• _Exercise directions_
Copy every line in which the string "please" occurs.

------------------------------------

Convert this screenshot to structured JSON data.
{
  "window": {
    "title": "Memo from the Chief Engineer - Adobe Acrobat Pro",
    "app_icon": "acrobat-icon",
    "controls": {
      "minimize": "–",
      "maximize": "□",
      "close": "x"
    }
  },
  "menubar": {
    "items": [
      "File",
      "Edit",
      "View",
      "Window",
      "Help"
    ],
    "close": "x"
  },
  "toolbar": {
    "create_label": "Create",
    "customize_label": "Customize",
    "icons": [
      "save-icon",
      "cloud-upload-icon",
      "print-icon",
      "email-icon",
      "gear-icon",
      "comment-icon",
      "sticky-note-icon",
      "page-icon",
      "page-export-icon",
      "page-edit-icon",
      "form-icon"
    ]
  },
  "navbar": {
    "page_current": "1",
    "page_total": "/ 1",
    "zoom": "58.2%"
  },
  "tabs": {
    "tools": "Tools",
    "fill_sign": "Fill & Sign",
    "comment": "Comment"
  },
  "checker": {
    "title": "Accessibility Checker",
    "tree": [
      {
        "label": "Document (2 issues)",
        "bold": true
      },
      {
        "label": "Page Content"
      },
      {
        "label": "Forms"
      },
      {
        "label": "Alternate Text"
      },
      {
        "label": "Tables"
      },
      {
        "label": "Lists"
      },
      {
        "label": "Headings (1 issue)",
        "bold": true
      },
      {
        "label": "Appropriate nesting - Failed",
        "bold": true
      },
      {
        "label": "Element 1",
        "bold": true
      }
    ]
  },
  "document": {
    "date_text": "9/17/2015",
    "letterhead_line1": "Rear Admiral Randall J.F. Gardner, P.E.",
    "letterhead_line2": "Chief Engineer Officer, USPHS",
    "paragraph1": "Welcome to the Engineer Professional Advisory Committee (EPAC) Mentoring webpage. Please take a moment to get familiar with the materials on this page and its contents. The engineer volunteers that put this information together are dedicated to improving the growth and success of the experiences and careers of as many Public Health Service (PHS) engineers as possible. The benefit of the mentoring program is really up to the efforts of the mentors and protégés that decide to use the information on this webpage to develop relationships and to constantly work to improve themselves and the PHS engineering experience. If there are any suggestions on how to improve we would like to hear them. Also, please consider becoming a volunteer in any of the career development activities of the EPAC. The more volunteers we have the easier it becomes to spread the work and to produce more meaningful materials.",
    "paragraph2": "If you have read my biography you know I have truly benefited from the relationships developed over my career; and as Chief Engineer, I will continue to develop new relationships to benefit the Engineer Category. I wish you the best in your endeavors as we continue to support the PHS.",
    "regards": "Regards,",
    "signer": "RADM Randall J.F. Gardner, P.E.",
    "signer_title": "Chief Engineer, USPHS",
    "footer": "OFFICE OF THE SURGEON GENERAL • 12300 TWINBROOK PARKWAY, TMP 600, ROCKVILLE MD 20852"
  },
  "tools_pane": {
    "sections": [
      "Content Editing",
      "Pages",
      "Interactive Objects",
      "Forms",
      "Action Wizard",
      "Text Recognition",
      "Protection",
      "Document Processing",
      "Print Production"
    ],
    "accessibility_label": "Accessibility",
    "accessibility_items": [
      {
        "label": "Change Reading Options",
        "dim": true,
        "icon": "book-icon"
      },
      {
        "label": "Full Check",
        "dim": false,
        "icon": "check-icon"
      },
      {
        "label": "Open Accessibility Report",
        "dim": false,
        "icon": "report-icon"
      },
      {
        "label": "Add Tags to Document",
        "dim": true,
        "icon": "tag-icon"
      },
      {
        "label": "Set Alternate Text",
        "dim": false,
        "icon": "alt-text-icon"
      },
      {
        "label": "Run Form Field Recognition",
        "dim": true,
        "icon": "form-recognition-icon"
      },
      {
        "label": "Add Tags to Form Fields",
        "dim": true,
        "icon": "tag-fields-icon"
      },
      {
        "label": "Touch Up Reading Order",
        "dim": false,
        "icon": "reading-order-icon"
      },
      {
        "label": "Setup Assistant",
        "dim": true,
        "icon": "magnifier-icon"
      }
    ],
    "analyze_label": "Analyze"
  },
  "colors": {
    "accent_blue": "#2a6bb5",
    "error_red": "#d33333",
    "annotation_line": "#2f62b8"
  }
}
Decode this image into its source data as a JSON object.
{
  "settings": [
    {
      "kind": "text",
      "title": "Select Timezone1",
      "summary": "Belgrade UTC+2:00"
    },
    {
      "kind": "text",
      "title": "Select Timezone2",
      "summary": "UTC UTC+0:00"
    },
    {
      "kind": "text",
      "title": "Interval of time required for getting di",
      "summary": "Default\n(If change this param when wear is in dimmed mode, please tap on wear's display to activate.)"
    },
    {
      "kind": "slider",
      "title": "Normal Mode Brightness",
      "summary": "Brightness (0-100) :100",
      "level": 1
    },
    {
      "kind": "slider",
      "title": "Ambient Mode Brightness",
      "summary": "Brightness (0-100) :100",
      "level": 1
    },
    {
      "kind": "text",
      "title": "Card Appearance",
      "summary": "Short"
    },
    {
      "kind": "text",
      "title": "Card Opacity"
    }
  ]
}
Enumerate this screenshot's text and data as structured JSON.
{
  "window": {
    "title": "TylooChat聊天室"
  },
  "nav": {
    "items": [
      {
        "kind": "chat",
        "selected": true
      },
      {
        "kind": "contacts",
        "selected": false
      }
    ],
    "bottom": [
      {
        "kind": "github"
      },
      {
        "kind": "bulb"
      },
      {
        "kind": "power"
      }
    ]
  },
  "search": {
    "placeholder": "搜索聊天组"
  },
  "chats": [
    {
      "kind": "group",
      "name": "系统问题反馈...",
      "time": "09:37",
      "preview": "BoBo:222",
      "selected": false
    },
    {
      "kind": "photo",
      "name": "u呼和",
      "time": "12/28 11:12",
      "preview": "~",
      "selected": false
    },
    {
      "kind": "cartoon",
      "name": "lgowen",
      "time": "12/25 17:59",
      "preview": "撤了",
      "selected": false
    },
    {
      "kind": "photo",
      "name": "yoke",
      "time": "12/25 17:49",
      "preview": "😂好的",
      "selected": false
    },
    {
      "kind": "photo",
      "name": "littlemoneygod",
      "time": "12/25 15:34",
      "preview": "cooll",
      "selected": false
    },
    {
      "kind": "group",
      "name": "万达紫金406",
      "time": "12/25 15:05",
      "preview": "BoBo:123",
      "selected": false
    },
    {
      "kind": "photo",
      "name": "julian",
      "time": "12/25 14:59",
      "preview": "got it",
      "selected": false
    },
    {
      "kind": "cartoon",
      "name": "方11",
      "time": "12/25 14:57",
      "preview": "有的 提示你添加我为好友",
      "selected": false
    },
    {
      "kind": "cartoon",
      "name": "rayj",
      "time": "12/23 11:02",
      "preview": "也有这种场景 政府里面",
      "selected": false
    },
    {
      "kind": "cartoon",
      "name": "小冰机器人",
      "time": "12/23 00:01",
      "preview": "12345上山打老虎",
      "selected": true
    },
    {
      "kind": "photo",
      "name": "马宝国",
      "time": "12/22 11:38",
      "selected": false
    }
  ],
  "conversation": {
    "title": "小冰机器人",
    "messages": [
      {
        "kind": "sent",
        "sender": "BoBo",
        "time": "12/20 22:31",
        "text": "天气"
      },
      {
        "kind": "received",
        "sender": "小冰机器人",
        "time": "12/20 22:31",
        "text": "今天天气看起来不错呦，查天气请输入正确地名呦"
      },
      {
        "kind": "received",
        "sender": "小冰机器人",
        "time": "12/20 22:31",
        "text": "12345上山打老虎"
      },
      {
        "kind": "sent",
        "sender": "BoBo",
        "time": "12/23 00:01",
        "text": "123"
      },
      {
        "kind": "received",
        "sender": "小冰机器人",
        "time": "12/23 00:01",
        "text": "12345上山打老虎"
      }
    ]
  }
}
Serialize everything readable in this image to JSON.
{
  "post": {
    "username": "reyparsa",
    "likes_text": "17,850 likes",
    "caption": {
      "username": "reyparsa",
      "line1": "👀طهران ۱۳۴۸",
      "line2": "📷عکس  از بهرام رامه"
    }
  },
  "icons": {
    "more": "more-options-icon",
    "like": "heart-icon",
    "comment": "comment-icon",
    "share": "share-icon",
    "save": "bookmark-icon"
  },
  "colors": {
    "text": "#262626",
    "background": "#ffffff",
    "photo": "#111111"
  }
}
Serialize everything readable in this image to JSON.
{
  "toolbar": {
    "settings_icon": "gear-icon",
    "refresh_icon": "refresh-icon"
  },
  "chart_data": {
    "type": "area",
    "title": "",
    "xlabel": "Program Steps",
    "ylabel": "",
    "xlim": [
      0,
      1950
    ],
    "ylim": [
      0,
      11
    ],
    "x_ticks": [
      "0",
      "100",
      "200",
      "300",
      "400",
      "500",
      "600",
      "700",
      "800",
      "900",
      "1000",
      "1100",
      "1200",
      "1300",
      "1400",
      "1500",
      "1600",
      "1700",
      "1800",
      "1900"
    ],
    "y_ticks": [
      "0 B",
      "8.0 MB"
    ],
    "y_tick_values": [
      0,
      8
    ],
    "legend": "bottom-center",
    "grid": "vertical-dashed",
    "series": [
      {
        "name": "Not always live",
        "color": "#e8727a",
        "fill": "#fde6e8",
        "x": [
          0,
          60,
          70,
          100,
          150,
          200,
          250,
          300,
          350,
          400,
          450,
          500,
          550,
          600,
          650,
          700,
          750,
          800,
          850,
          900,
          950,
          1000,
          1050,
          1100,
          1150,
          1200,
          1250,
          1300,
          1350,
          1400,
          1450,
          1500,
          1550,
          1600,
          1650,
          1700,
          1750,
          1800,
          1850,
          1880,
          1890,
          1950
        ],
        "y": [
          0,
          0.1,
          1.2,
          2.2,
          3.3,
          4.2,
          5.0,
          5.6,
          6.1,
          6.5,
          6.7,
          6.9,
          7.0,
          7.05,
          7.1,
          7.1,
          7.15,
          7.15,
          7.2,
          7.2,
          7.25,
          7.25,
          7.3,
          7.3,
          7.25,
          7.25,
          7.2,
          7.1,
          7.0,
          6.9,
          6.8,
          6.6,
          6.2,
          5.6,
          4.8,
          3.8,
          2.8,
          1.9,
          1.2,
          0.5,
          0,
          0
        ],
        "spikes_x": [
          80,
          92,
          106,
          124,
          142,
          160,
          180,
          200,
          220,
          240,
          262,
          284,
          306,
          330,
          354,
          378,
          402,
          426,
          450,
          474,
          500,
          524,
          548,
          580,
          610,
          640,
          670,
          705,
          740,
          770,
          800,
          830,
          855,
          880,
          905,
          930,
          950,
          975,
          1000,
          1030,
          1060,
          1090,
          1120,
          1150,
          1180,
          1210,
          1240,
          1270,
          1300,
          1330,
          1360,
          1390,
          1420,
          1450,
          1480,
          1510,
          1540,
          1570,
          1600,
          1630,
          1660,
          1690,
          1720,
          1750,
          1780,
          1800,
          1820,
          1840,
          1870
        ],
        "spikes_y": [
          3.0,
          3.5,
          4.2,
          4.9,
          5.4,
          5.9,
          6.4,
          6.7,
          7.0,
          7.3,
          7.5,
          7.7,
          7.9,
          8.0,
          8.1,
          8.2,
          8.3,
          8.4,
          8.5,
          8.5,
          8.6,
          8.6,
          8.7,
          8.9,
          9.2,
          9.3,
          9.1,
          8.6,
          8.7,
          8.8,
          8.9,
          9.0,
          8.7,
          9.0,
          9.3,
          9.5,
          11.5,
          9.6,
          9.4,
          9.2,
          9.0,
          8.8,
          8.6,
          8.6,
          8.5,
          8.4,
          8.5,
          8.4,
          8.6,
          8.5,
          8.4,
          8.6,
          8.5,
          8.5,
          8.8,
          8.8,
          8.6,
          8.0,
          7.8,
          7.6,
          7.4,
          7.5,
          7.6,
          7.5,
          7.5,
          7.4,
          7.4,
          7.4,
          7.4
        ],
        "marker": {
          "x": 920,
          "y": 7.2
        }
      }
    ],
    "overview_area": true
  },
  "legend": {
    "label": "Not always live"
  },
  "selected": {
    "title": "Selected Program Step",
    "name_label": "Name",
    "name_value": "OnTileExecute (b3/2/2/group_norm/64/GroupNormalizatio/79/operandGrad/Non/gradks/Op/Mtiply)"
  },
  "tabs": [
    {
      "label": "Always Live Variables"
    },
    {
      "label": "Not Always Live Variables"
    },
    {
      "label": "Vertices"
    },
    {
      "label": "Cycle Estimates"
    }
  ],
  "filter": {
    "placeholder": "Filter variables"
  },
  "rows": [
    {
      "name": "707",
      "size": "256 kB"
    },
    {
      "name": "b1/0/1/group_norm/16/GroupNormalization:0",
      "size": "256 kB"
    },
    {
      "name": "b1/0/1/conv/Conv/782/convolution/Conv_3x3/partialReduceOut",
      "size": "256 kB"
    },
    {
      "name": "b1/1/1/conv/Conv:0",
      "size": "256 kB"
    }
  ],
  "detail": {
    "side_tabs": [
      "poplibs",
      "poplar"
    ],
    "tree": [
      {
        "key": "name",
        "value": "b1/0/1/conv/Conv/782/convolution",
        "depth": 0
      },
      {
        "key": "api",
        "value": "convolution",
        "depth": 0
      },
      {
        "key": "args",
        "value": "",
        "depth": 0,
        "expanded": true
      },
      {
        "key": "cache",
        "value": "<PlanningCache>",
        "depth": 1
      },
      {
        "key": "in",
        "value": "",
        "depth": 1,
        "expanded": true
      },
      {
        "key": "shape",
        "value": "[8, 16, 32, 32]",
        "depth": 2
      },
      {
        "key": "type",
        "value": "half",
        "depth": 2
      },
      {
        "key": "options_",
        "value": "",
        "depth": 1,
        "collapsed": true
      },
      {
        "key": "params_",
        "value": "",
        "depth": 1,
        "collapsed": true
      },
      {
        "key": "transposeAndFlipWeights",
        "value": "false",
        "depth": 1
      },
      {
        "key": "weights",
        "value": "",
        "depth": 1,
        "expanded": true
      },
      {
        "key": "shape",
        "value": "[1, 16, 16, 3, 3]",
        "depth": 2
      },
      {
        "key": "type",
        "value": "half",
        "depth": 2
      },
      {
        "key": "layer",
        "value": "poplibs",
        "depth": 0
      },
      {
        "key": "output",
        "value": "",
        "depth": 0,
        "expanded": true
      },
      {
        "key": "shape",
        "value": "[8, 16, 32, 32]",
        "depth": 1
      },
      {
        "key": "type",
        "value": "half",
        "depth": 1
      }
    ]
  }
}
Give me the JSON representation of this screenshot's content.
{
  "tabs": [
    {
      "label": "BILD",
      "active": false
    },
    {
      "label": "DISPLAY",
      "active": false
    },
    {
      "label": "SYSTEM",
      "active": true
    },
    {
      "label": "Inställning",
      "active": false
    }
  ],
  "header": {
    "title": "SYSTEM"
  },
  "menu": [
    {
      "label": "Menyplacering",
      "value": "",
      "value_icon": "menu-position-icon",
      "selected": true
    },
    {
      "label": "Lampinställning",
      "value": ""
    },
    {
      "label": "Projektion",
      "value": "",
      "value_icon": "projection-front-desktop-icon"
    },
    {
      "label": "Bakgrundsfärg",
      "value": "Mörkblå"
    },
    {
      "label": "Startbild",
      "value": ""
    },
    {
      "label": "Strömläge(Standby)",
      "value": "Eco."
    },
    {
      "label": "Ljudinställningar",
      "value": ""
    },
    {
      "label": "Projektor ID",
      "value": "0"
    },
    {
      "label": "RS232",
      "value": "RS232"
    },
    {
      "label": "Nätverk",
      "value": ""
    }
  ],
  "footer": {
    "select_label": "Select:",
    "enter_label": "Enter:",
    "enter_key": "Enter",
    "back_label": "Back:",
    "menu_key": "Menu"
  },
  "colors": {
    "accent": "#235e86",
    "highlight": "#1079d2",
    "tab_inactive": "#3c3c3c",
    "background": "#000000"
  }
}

------------------------------------

• _The output_
    "paragraph1": "Welcome to the Engineer Professional Advisory Committee (EPAC) Mentoring webpage. Please take a moment to get familiar with the materials on this page and its contents. The engineer volunteers that put this information together are dedicated to improving the growth and success of the experiences and careers of as many Public Health Service (PHS) engineers as possible. The benefit of the mentoring program is really up to the efforts of the mentors and protégés that decide to use the information on this webpage to develop relationships and to constantly work to improve themselves and the PHS engineering experience. If there are any suggestions on how to improve we would like to hear them. Also, please consider becoming a volunteer in any of the career development activities of the EPAC. The more volunteers we have the easier it becomes to spread the work and to produce more meaningful materials.",
      "summary": "Default\n(If change this param when wear is in dimmed mode, please tap on wear's display to activate.)"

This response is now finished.